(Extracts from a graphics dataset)
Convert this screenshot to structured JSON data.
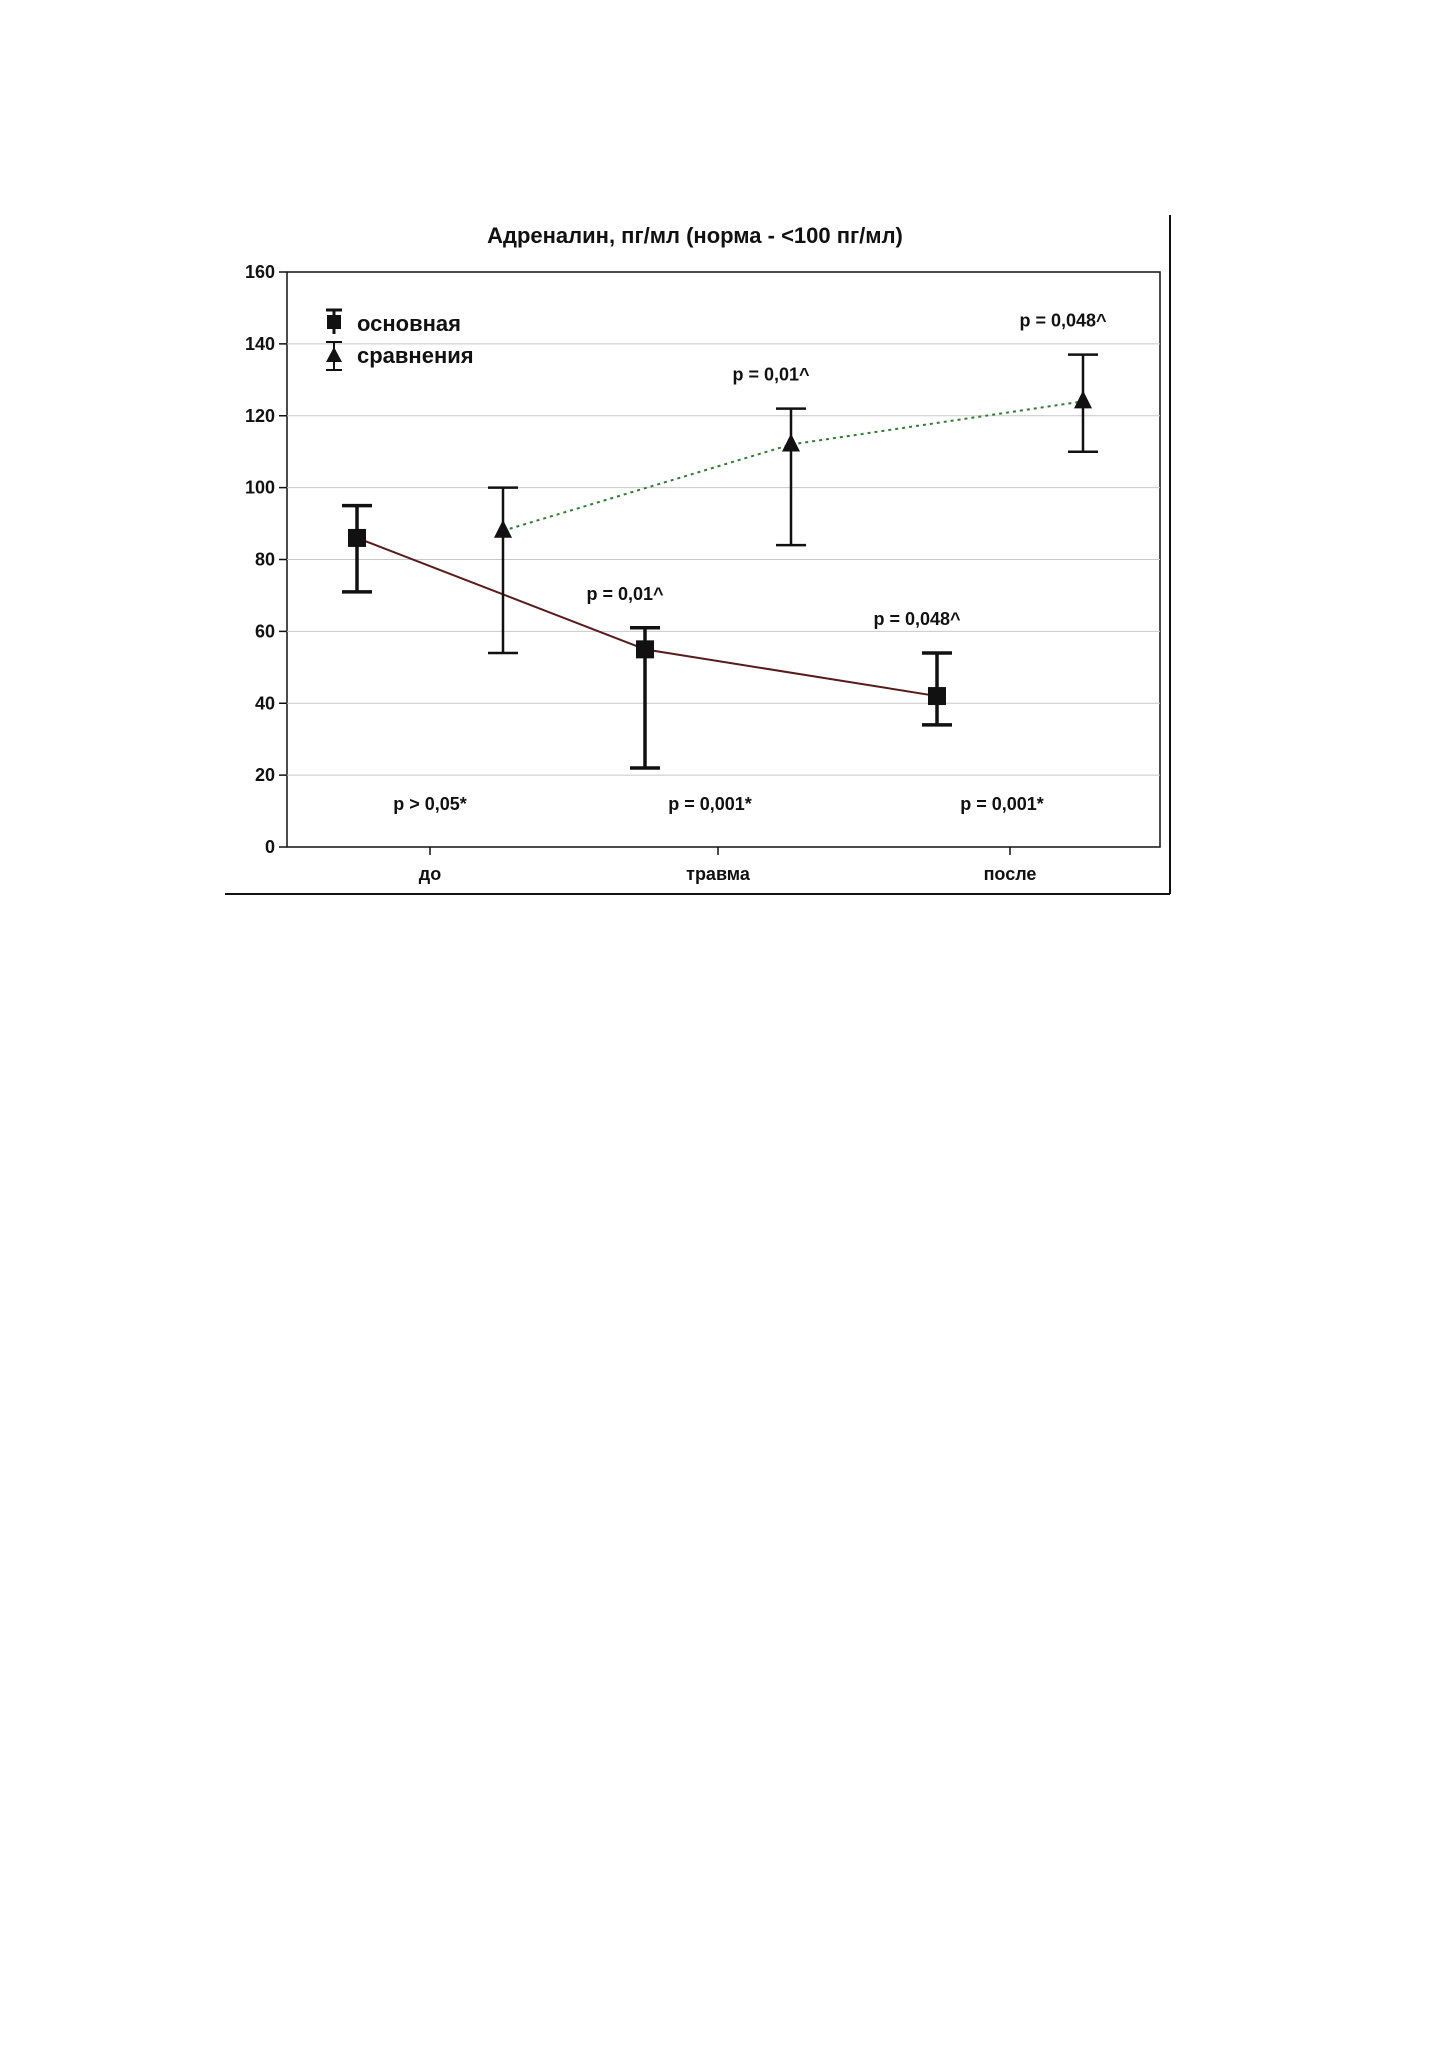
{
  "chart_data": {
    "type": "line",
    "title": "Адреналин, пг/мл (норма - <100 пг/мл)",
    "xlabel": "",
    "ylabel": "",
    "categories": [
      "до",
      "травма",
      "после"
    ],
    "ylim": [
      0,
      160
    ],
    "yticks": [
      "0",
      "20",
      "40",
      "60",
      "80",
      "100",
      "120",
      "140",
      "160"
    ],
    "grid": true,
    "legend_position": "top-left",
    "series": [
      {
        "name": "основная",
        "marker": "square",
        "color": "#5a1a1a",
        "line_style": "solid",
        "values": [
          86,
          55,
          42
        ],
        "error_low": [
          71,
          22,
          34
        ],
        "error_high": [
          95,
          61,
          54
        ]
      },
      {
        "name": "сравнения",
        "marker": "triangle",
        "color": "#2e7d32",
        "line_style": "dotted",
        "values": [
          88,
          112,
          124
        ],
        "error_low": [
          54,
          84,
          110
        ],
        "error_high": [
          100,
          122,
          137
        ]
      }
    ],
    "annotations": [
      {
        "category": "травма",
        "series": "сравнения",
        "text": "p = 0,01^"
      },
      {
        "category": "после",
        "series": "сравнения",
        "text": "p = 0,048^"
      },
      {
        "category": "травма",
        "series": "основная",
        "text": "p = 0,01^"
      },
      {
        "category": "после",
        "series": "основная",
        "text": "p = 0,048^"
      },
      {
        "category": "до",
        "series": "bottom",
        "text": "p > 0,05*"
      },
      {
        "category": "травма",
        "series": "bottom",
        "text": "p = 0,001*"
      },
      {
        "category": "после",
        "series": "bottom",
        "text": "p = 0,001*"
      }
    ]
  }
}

---

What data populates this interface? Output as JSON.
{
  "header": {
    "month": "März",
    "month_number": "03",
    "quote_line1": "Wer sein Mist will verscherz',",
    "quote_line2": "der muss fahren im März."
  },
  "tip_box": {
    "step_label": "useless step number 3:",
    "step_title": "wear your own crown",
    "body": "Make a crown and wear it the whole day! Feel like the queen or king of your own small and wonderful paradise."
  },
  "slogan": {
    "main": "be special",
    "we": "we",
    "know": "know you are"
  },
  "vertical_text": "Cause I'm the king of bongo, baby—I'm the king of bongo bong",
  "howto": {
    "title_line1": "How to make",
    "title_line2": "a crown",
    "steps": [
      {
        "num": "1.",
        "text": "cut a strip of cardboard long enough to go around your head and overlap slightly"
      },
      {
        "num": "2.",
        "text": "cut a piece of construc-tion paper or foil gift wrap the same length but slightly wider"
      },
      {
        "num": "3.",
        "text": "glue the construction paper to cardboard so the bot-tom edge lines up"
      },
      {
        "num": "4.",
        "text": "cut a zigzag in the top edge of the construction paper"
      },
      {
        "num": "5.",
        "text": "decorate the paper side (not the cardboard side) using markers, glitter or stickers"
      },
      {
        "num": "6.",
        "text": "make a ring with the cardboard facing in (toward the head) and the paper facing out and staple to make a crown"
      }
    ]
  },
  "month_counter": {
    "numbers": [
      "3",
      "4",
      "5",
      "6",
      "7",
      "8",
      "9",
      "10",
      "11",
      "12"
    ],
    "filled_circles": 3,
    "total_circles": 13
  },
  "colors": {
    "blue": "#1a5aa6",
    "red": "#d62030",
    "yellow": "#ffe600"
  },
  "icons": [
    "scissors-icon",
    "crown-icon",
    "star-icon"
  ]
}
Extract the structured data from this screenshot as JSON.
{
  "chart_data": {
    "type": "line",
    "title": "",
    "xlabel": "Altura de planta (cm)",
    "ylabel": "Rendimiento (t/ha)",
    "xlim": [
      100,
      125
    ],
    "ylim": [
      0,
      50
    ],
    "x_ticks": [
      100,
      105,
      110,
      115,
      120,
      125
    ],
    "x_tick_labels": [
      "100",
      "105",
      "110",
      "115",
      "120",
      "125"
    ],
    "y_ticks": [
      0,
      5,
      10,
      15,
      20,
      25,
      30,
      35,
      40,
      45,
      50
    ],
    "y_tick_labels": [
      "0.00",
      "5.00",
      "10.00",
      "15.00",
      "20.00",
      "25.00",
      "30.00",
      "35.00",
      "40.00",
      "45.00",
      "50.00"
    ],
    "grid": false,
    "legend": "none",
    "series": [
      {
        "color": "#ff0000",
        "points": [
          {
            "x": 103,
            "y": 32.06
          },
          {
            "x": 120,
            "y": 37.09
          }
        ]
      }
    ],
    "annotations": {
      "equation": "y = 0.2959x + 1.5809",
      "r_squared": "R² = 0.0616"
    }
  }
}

Exercise aim –
Report all lines of the material that contain the word "edge".

Result of this exercise –
        "text": "glue the construction paper to cardboard so the bot-tom edge lines up"
        "text": "cut a zigzag in the top edge of the construction paper"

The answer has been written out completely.